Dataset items
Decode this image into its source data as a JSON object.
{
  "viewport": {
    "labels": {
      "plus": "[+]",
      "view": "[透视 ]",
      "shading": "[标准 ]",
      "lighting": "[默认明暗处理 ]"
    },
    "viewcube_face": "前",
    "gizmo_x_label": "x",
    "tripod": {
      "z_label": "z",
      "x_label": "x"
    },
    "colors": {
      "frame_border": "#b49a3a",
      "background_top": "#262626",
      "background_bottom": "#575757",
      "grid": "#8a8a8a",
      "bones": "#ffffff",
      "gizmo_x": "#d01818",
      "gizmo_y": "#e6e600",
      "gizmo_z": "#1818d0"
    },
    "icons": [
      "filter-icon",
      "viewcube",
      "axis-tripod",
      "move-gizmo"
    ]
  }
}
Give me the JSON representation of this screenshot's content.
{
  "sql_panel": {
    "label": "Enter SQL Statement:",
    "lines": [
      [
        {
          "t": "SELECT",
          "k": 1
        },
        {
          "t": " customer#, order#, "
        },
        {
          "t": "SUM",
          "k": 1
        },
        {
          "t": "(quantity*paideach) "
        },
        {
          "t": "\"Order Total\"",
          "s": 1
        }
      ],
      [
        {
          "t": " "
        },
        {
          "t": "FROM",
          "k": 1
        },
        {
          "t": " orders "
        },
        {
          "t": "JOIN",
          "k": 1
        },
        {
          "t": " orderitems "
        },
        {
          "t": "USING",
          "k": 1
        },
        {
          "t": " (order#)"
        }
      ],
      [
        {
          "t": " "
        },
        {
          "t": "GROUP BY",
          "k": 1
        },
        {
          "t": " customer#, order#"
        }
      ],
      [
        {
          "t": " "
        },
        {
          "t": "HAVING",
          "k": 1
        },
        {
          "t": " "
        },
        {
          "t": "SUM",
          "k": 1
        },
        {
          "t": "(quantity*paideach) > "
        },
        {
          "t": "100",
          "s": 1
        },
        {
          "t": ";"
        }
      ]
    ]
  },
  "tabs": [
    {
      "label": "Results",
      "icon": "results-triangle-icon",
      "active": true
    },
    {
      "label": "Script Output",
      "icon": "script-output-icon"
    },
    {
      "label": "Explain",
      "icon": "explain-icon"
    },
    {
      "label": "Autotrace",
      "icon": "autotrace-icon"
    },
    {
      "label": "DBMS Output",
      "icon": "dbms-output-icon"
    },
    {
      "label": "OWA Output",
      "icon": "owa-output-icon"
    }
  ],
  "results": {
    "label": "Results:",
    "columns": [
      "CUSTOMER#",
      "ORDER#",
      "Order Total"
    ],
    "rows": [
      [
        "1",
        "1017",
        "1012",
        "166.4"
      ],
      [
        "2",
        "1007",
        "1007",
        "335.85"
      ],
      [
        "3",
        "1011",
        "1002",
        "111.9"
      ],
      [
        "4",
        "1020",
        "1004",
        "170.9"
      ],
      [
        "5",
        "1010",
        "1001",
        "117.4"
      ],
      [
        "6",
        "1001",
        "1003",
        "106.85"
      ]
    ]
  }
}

▸ Problem statement
Exactly reproduce the material above.

▸ Result of this exercise
Decode this image into its source data as a JSON object.
{
  "viewport": {
    "labels": {
      "plus": "[+]",
      "view": "[透视 ]",
      "shading": "[标准 ]",
      "lighting": "[默认明暗处理 ]"
    },
    "viewcube_face": "前",
    "gizmo_x_label": "x",
    "tripod": {
      "z_label": "z",
      "x_label": "x"
    },
    "colors": {
      "frame_border": "#b49a3a",
      "background_top": "#262626",
      "background_bottom": "#575757",
      "grid": "#8a8a8a",
      "bones": "#ffffff",
      "gizmo_x": "#d01818",
      "gizmo_y": "#e6e600",
      "gizmo_z": "#1818d0"
    },
    "icons": [
      "filter-icon",
      "viewcube",
      "axis-tripod",
      "move-gizmo"
    ]
  }
}
Give me the JSON representation of this screenshot's content.
{
  "sql_panel": {
    "label": "Enter SQL Statement:",
    "lines": [
      [
        {
          "t": "SELECT",
          "k": 1
        },
        {
          "t": " customer#, order#, "
        },
        {
          "t": "SUM",
          "k": 1
        },
        {
          "t": "(quantity*paideach) "
        },
        {
          "t": "\"Order Total\"",
          "s": 1
        }
      ],
      [
        {
          "t": " "
        },
        {
          "t": "FROM",
          "k": 1
        },
        {
          "t": " orders "
        },
        {
          "t": "JOIN",
          "k": 1
        },
        {
          "t": " orderitems "
        },
        {
          "t": "USING",
          "k": 1
        },
        {
          "t": " (order#)"
        }
      ],
      [
        {
          "t": " "
        },
        {
          "t": "GROUP BY",
          "k": 1
        },
        {
          "t": " customer#, order#"
        }
      ],
      [
        {
          "t": " "
        },
        {
          "t": "HAVING",
          "k": 1
        },
        {
          "t": " "
        },
        {
          "t": "SUM",
          "k": 1
        },
        {
          "t": "(quantity*paideach) > "
        },
        {
          "t": "100",
          "s": 1
        },
        {
          "t": ";"
        }
      ]
    ]
  },
  "tabs": [
    {
      "label": "Results",
      "icon": "results-triangle-icon",
      "active": true
    },
    {
      "label": "Script Output",
      "icon": "script-output-icon"
    },
    {
      "label": "Explain",
      "icon": "explain-icon"
    },
    {
      "label": "Autotrace",
      "icon": "autotrace-icon"
    },
    {
      "label": "DBMS Output",
      "icon": "dbms-output-icon"
    },
    {
      "label": "OWA Output",
      "icon": "owa-output-icon"
    }
  ],
  "results": {
    "label": "Results:",
    "columns": [
      "CUSTOMER#",
      "ORDER#",
      "Order Total"
    ],
    "rows": [
      [
        "1",
        "1017",
        "1012",
        "166.4"
      ],
      [
        "2",
        "1007",
        "1007",
        "335.85"
      ],
      [
        "3",
        "1011",
        "1002",
        "111.9"
      ],
      [
        "4",
        "1020",
        "1004",
        "170.9"
      ],
      [
        "5",
        "1010",
        "1001",
        "117.4"
      ],
      [
        "6",
        "1001",
        "1003",
        "106.85"
      ]
    ]
  }
}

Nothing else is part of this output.